══ Data supplied

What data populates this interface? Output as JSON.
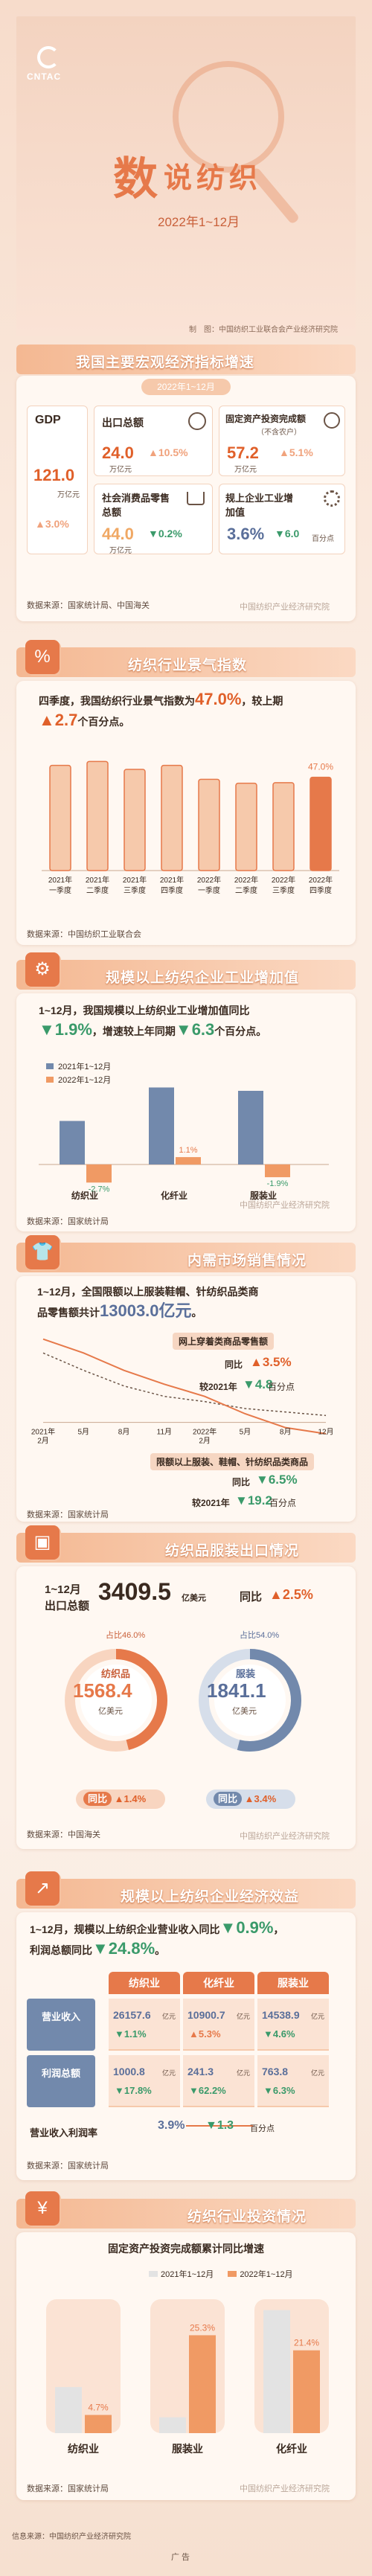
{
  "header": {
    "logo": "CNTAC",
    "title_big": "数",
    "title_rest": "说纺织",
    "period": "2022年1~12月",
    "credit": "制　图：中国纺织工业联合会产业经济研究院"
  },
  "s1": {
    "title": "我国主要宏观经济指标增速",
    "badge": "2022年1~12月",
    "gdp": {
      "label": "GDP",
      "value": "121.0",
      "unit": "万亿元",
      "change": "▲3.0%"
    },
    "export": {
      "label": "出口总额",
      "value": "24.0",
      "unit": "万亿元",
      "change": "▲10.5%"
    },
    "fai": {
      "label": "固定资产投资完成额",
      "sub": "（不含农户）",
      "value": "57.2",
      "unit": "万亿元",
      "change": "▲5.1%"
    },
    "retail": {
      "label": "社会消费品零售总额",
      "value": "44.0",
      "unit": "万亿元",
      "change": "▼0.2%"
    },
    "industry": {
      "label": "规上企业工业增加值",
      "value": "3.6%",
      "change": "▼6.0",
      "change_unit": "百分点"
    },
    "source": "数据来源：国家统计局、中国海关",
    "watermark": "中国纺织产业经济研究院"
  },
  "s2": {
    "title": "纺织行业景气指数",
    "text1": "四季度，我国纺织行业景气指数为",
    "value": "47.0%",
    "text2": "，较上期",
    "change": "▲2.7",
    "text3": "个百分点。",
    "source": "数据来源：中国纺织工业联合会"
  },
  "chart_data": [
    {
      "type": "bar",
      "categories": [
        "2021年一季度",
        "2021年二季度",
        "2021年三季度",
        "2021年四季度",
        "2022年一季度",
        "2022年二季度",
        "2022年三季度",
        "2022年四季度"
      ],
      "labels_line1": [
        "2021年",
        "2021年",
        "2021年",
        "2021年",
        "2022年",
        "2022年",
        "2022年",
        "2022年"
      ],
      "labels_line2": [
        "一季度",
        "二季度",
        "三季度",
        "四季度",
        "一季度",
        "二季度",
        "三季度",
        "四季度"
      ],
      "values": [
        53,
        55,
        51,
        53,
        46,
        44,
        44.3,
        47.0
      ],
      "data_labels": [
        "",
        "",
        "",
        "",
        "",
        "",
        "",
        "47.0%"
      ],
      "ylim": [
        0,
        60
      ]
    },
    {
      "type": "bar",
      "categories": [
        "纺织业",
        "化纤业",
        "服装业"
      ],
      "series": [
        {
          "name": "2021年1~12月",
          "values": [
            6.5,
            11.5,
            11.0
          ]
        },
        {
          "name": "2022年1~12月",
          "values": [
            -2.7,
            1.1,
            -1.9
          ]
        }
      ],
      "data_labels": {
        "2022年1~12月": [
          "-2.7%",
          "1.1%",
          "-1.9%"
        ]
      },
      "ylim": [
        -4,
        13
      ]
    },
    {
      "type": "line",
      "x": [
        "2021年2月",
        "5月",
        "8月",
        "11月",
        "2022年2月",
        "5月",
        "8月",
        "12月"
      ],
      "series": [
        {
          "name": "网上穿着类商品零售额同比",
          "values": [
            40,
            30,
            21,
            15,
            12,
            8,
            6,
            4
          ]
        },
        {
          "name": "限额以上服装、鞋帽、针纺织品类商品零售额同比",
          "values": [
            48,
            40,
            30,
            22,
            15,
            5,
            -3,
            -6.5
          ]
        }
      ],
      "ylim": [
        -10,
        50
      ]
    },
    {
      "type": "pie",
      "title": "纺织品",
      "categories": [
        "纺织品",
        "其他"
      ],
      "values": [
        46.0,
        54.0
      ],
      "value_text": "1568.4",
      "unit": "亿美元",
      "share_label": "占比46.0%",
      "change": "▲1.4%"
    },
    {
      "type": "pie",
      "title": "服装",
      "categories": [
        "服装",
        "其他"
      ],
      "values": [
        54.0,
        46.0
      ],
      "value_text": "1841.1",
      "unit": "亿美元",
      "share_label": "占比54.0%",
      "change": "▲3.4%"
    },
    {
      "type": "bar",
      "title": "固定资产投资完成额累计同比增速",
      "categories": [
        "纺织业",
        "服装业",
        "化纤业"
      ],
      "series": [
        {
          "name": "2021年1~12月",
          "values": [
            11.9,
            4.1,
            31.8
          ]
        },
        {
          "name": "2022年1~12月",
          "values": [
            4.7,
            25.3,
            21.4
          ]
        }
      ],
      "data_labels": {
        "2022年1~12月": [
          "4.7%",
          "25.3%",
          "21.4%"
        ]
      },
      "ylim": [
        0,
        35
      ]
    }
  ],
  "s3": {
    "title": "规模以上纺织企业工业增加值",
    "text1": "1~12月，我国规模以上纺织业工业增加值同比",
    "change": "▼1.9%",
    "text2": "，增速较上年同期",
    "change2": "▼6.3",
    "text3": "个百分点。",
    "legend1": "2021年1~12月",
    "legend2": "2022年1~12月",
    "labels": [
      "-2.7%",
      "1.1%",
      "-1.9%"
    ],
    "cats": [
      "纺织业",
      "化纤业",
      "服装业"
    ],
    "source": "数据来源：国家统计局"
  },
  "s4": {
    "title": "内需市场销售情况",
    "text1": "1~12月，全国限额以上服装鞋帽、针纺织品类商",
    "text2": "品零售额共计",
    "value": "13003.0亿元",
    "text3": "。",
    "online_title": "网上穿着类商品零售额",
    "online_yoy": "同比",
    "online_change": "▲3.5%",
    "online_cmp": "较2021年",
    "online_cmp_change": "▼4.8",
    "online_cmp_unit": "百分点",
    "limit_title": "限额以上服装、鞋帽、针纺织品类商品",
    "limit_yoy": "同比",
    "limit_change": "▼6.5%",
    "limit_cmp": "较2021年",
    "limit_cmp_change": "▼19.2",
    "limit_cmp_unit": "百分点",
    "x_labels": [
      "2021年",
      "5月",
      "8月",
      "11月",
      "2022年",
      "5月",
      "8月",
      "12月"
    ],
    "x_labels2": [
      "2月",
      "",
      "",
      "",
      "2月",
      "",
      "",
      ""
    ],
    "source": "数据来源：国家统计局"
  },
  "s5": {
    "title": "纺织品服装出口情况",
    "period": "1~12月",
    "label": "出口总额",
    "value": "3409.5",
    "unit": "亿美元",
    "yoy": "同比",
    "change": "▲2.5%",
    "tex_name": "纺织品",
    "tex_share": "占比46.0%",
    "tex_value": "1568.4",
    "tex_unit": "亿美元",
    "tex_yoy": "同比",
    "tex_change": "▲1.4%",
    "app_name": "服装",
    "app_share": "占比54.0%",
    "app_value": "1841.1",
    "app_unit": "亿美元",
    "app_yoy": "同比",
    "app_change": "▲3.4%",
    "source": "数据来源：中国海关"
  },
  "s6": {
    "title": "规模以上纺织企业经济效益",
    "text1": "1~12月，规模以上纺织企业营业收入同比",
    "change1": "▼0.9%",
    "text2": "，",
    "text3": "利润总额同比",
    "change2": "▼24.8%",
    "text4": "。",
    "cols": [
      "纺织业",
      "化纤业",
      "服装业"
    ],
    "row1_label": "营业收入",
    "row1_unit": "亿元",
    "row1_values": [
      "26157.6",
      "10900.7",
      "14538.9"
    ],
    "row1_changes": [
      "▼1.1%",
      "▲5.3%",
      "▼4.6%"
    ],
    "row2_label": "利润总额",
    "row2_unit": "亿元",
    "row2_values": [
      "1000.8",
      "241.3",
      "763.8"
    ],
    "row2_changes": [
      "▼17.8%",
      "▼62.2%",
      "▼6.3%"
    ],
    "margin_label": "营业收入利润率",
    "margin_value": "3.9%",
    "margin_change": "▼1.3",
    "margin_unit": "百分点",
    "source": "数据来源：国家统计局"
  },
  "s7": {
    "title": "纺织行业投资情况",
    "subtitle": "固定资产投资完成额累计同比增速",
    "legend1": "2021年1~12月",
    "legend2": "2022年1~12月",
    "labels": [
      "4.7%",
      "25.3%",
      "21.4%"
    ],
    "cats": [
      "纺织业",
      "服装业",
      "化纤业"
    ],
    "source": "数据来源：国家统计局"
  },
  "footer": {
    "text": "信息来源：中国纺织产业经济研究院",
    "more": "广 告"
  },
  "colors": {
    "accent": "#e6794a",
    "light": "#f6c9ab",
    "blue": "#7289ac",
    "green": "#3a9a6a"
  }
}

════

Exercise goal — Report all lines of the data above that include the string "中国海关".

Response below —
    "source": "数据来源：国家统计局、中国海关",
    "source": "数据来源：中国海关"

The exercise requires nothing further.